>>>>>
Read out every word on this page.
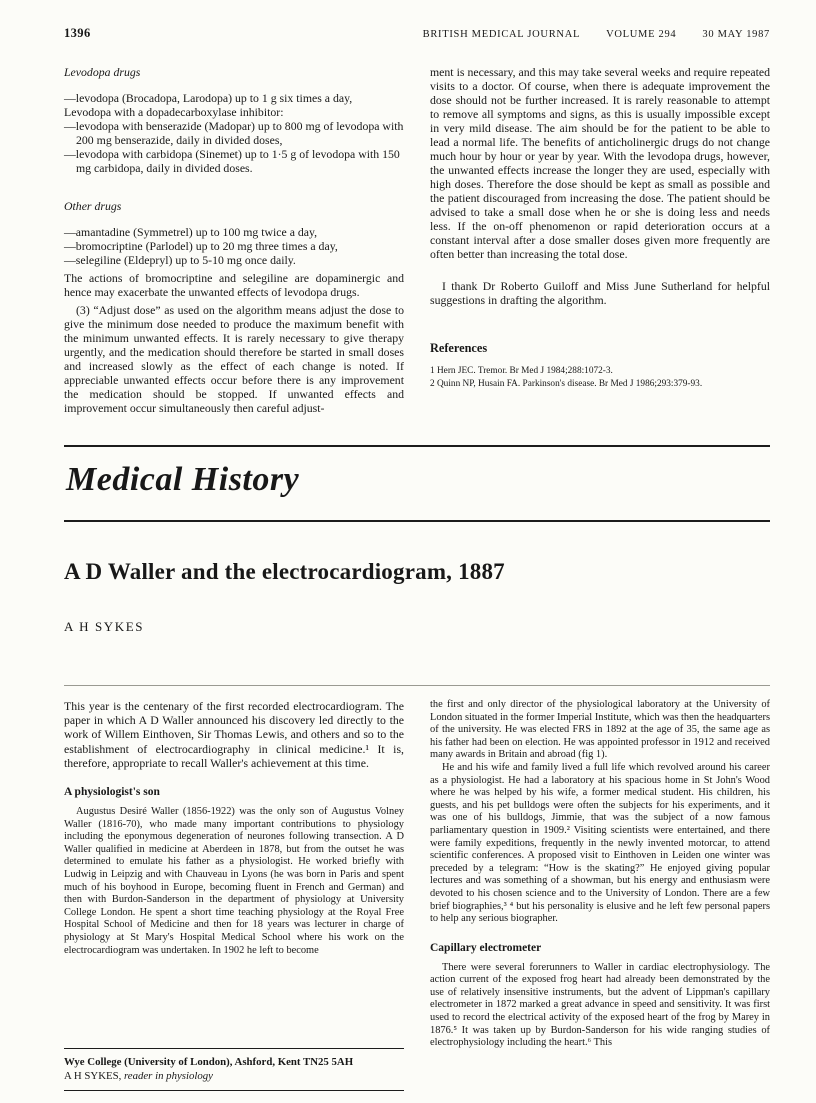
1396	BRITISH MEDICAL JOURNAL VOLUME 294 30 MAY 1987
Levodopa drugs

—levodopa (Brocadopa, Larodopa) up to 1 g six times a day,

Levodopa with a dopadecarboxylase inhibitor:

—levodopa with benserazide (Madopar) up to 800 mg of levodopa with 200 mg benserazide, daily in divided doses,

—levodopa with carbidopa (Sinemet) up to 1·5 g of levodopa with 150 mg carbidopa, daily in divided doses.

Other drugs

—amantadine (Symmetrel) up to 100 mg twice a day,

—bromocriptine (Parlodel) up to 20 mg three times a day,

—selegiline (Eldepryl) up to 5-10 mg once daily.

The actions of bromocriptine and selegiline are dopaminergic and hence may exacerbate the unwanted effects of levodopa drugs.

(3) “Adjust dose” as used on the algorithm means adjust the dose to give the minimum dose needed to produce the maximum benefit with the minimum unwanted effects. It is rarely necessary to give therapy urgently, and the medication should therefore be started in small doses and increased slowly as the effect of each change is noted. If appreciable unwanted effects occur before there is any improvement the medication should be stopped. If unwanted effects and improvement occur simultaneously then careful adjust-

ment is necessary, and this may take several weeks and require repeated visits to a doctor. Of course, when there is adequate improvement the dose should not be further increased. It is rarely reasonable to attempt to remove all symptoms and signs, as this is usually impossible except in very mild disease. The aim should be for the patient to be able to lead a normal life. The benefits of anticholinergic drugs do not change much hour by hour or year by year. With the levodopa drugs, however, the unwanted effects increase the longer they are used, especially with high doses. Therefore the dose should be kept as small as possible and the patient discouraged from increasing the dose. The patient should be advised to take a small dose when he or she is doing less and needs less. If the on-off phenomenon or rapid deterioration occurs at a constant interval after a dose smaller doses given more frequently are often better than increasing the total dose.

I thank Dr Roberto Guiloff and Miss June Sutherland for helpful suggestions in drafting the algorithm.

References

1 Hern JEC. Tremor. Br Med J 1984;288:1072-3.

2 Quinn NP, Husain FA. Parkinson's disease. Br Med J 1986;293:379-93.

Medical History
A D Waller and the electrocardiogram, 1887
A H SYKES

This year is the centenary of the first recorded electrocardiogram. The paper in which A D Waller announced his discovery led directly to the work of Willem Einthoven, Sir Thomas Lewis, and others and so to the establishment of electrocardiography in clinical medicine.¹ It is, therefore, appropriate to recall Waller's achievement at this time.

A physiologist's son

Augustus Desiré Waller (1856-1922) was the only son of Augustus Volney Waller (1816-70), who made many important contributions to physiology including the eponymous degeneration of neurones following transection. A D Waller qualified in medicine at Aberdeen in 1878, but from the outset he was determined to emulate his father as a physiologist. He worked briefly with Ludwig in Leipzig and with Chauveau in Lyons (he was born in Paris and spent much of his boyhood in Europe, becoming fluent in French and German) and then with Burdon-Sanderson in the department of physiology at University College London. He spent a short time teaching physiology at the Royal Free Hospital School of Medicine and then for 18 years was lecturer in charge of physiology at St Mary's Hospital Medical School where his work on the electrocardiogram was undertaken. In 1902 he left to become

Wye College (University of London), Ashford, Kent TN25 5AH

A H SYKES, reader in physiology

the first and only director of the physiological laboratory at the University of London situated in the former Imperial Institute, which was then the headquarters of the university. He was elected FRS in 1892 at the age of 35, the same age as his father had been on election. He was appointed professor in 1912 and received many awards in Britain and abroad (fig 1).

He and his wife and family lived a full life which revolved around his career as a physiologist. He had a laboratory at his spacious home in St John's Wood where he was helped by his wife, a former medical student. His children, his guests, and his pet bulldogs were often the subjects for his experiments, and it was one of his bulldogs, Jimmie, that was the subject of a now famous parliamentary question in 1909.² Visiting scientists were entertained, and there were family expeditions, frequently in the newly invented motorcar, to attend scientific conferences. A proposed visit to Einthoven in Leiden one winter was preceded by a telegram: “How is the skating?” He enjoyed giving popular lectures and was something of a showman, but his energy and enthusiasm were devoted to his chosen science and to the University of London. There are a few brief biographies,³ ⁴ but his personality is elusive and he left few personal papers to help any serious biographer.

Capillary electrometer

There were several forerunners to Waller in cardiac electrophysiology. The action current of the exposed frog heart had already been demonstrated by the use of relatively insensitive instruments, but the advent of Lippman's capillary electrometer in 1872 marked a great advance in speed and sensitivity. It was first used to record the electrical activity of the exposed heart of the frog by Marey in 1876.⁵ It was taken up by Burdon-Sanderson for his wide ranging studies of electrophysiology including the heart.⁶ This
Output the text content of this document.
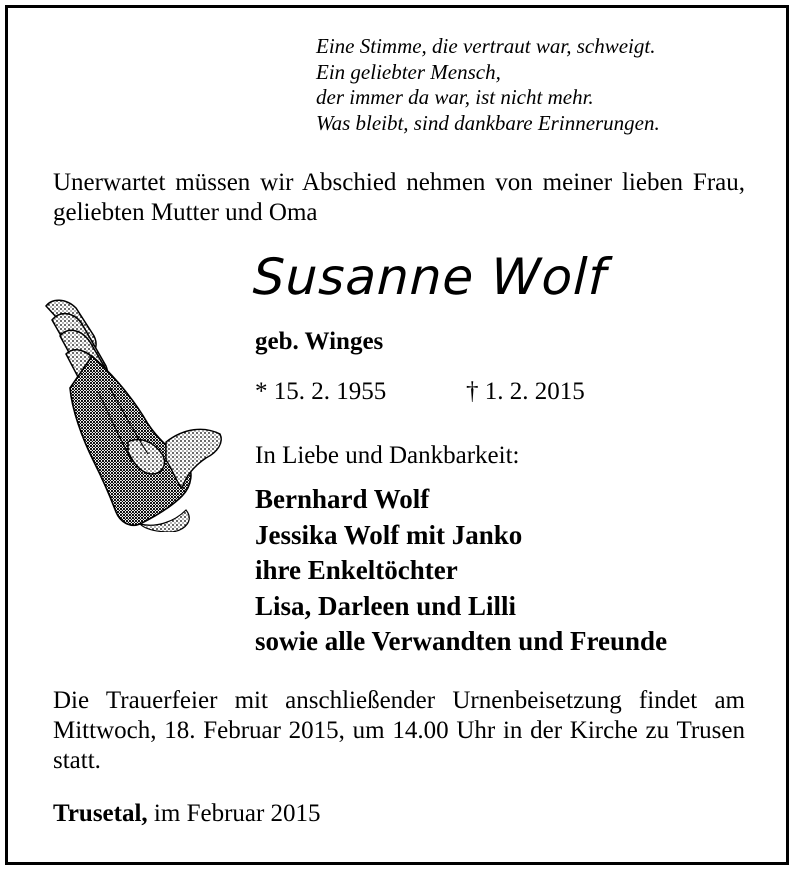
Eine Stimme, die vertraut war, schweigt.
Ein geliebter Mensch,
der immer da war, ist nicht mehr.
Was bleibt, sind dankbare Erinnerungen.
Unerwartet müssen wir Abschied nehmen von meiner lieben Frau, geliebten Mutter und Oma
Susanne Wolf
geb. Winges
* 15. 2. 1955	† 1. 2. 2015
In Liebe und Dankbarkeit:
Bernhard Wolf
Jessika Wolf mit Janko
ihre Enkeltöchter
Lisa, Darleen und Lilli
sowie alle Verwandten und Freunde
Die Trauerfeier mit anschließender Urnenbeisetzung findet am Mittwoch, 18. Februar 2015, um 14.00 Uhr in der Kirche zu Trusen statt.
Trusetal, im Februar 2015
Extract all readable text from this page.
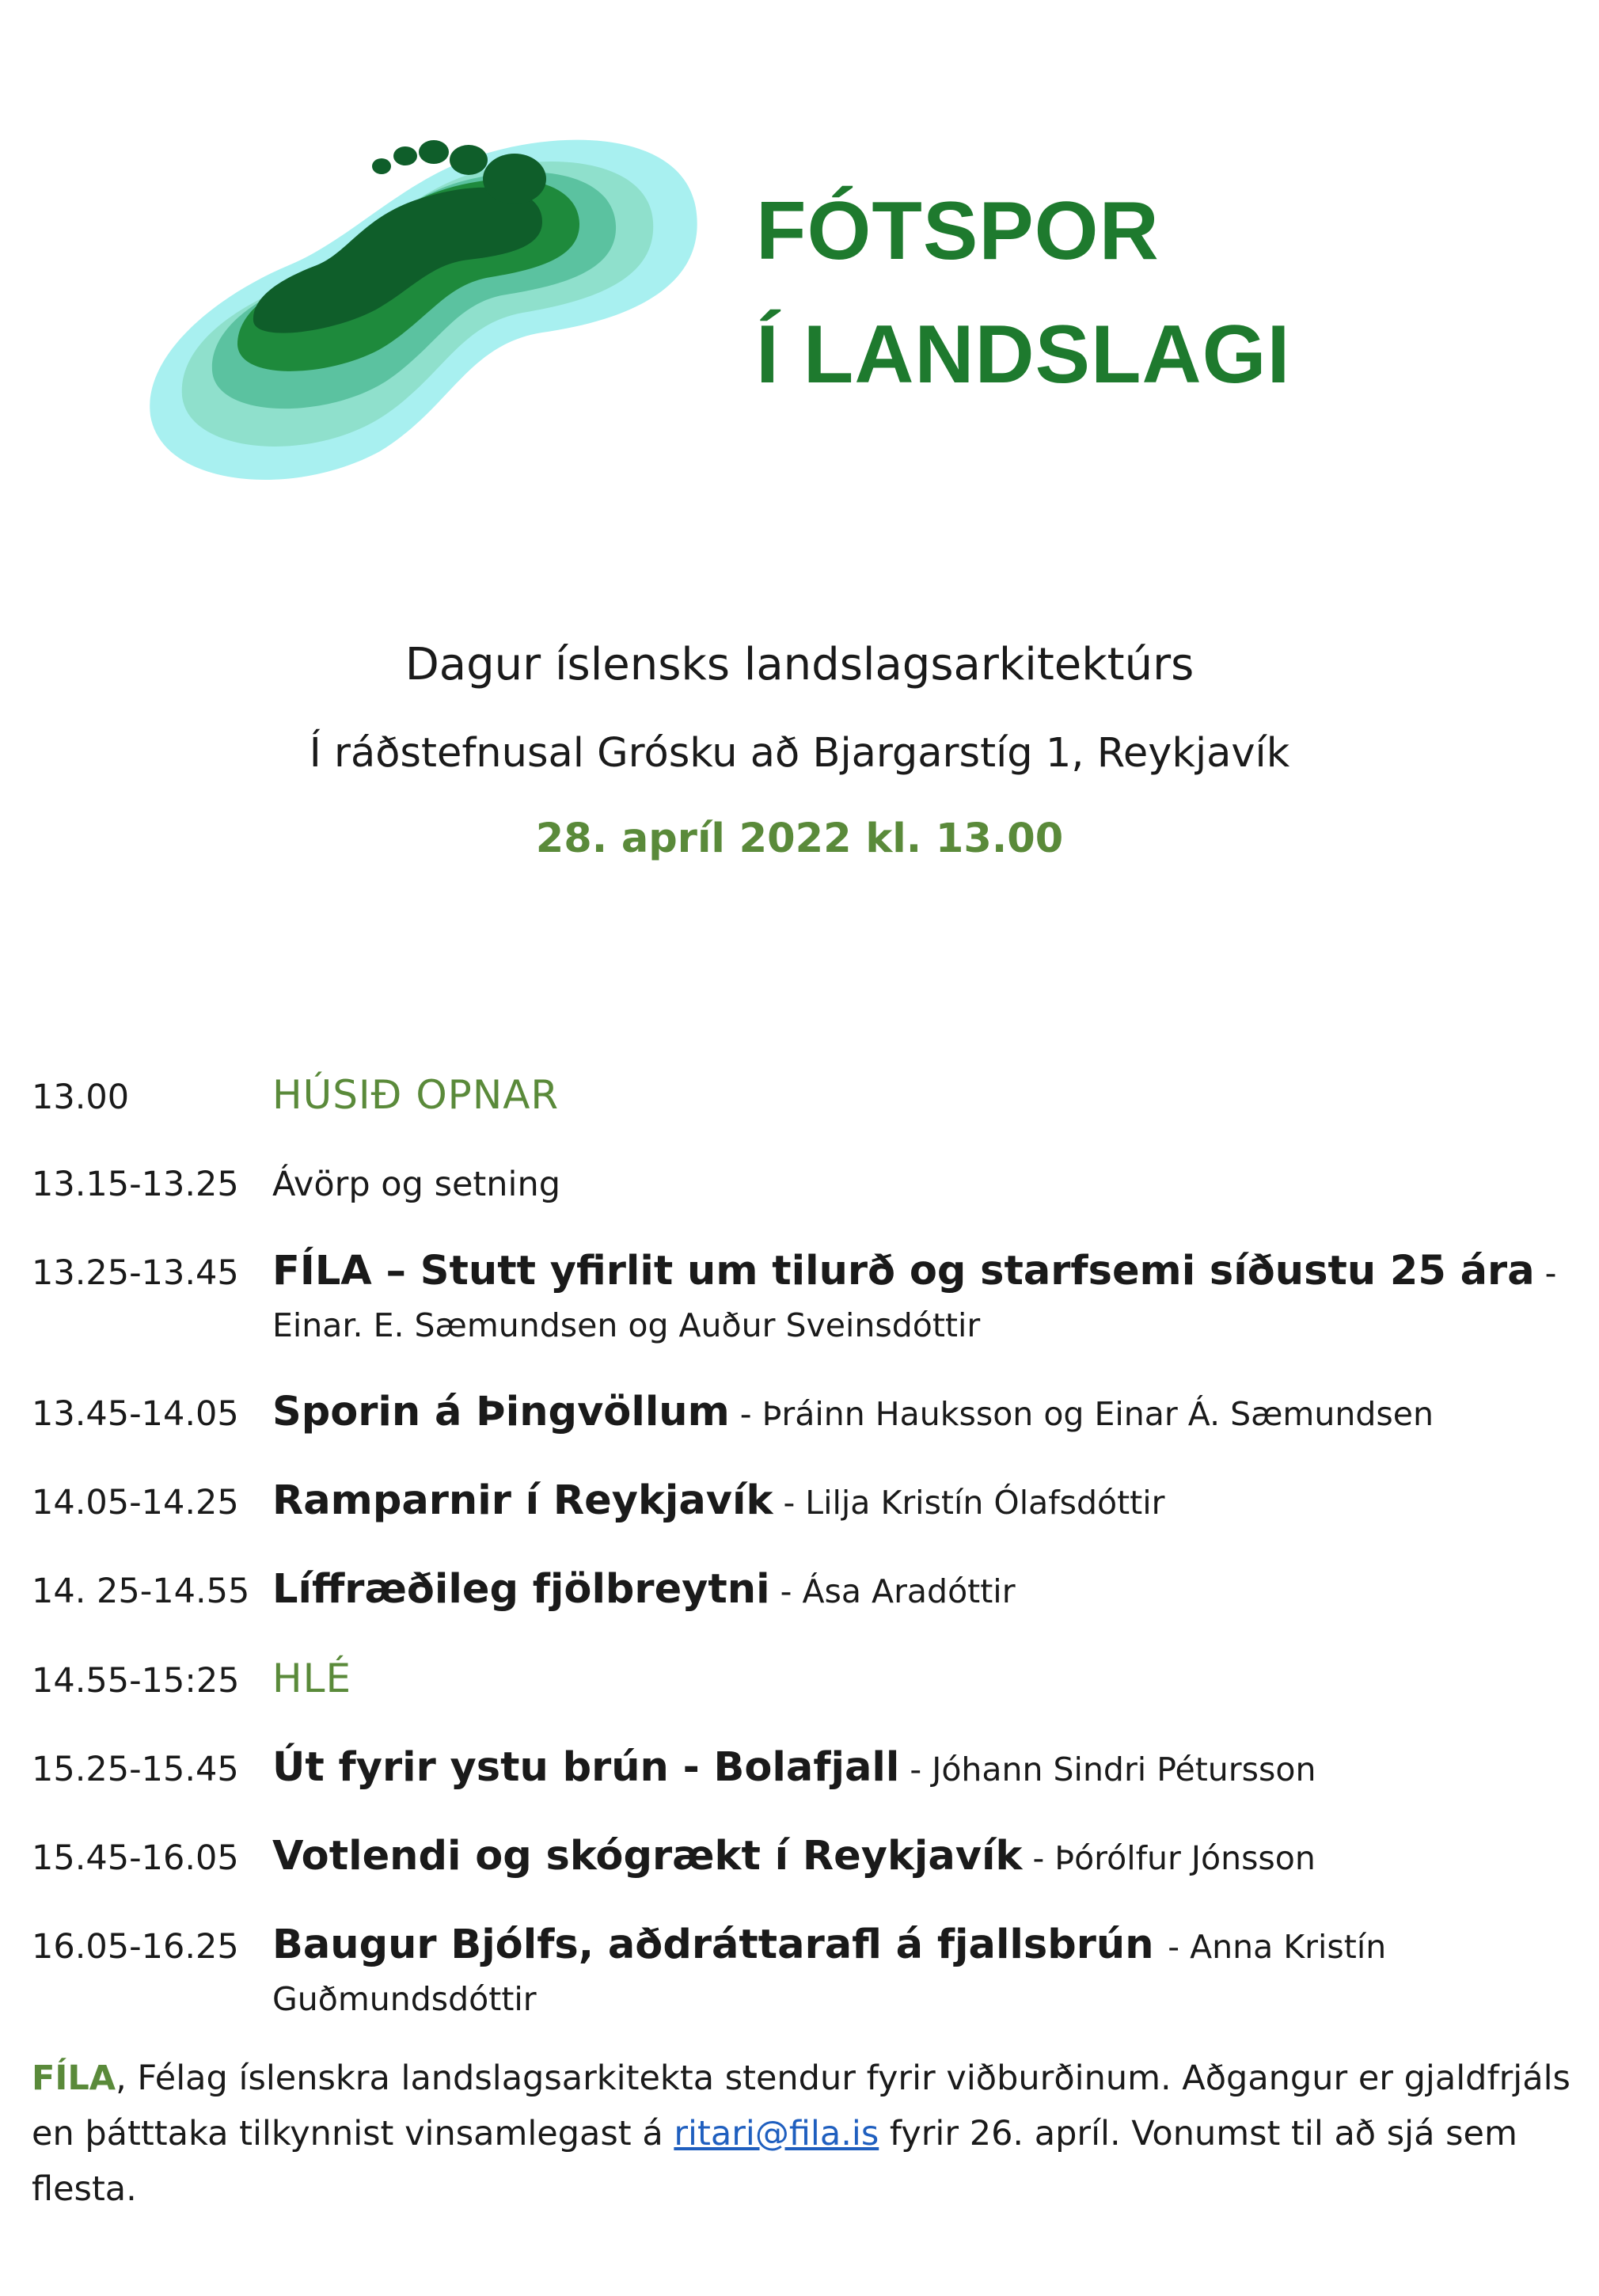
FÓTSPOR
Í LANDSLAGI

Dagur íslensks landslagsarkitektúrs

Í ráðstefnusal Grósku að Bjargarstíg 1, Reykjavík

28. apríl 2022 kl. 13.00

13.00	HÚSIÐ OPNAR
13.15-13.25 Ávörp og setning
13.25-13.45 FÍLA – Stutt yfirlit um tilurð og starfsemi síðustu 25 ára - Einar. E. Sæmundsen og Auður Sveinsdóttir
13.45-14.05 Sporin á Þingvöllum - Þráinn Hauksson og Einar Á. Sæmundsen
14.05-14.25 Ramparnir í Reykjavík - Lilja Kristín Ólafsdóttir
14. 25-14.55 Líffræðileg fjölbreytni - Ása Aradóttir
14.55-15:25 HLÉ
15.25-15.45 Út fyrir ystu brún - Bolafjall - Jóhann Sindri Pétursson
15.45-16.05 Votlendi og skógrækt í Reykjavík - Þórólfur Jónsson
16.05-16.25 Baugur Bjólfs, aðdráttarafl á fjallsbrún - Anna Kristín Guðmundsdóttir
FÍLA, Félag íslenskra landslagsarkitekta stendur fyrir viðburðinum. Aðgangur er gjaldfrjáls en þátttaka tilkynnist vinsamlegast á ritari@fila.is fyrir 26. apríl. Vonumst til að sjá sem flesta.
<<<<<
:: Problem requirements ::
In the entries above, identify each line that includes the string "daily", then copy it.

:: Correct result ::
—levodopa with benserazide (Madopar) up to 800 mg of levodopa with 200 mg benserazide, daily in divided doses,
—levodopa with carbidopa (Sinemet) up to 1·5 g of levodopa with 150 mg carbidopa, daily in divided doses.
—selegiline (Eldepryl) up to 5-10 mg once daily.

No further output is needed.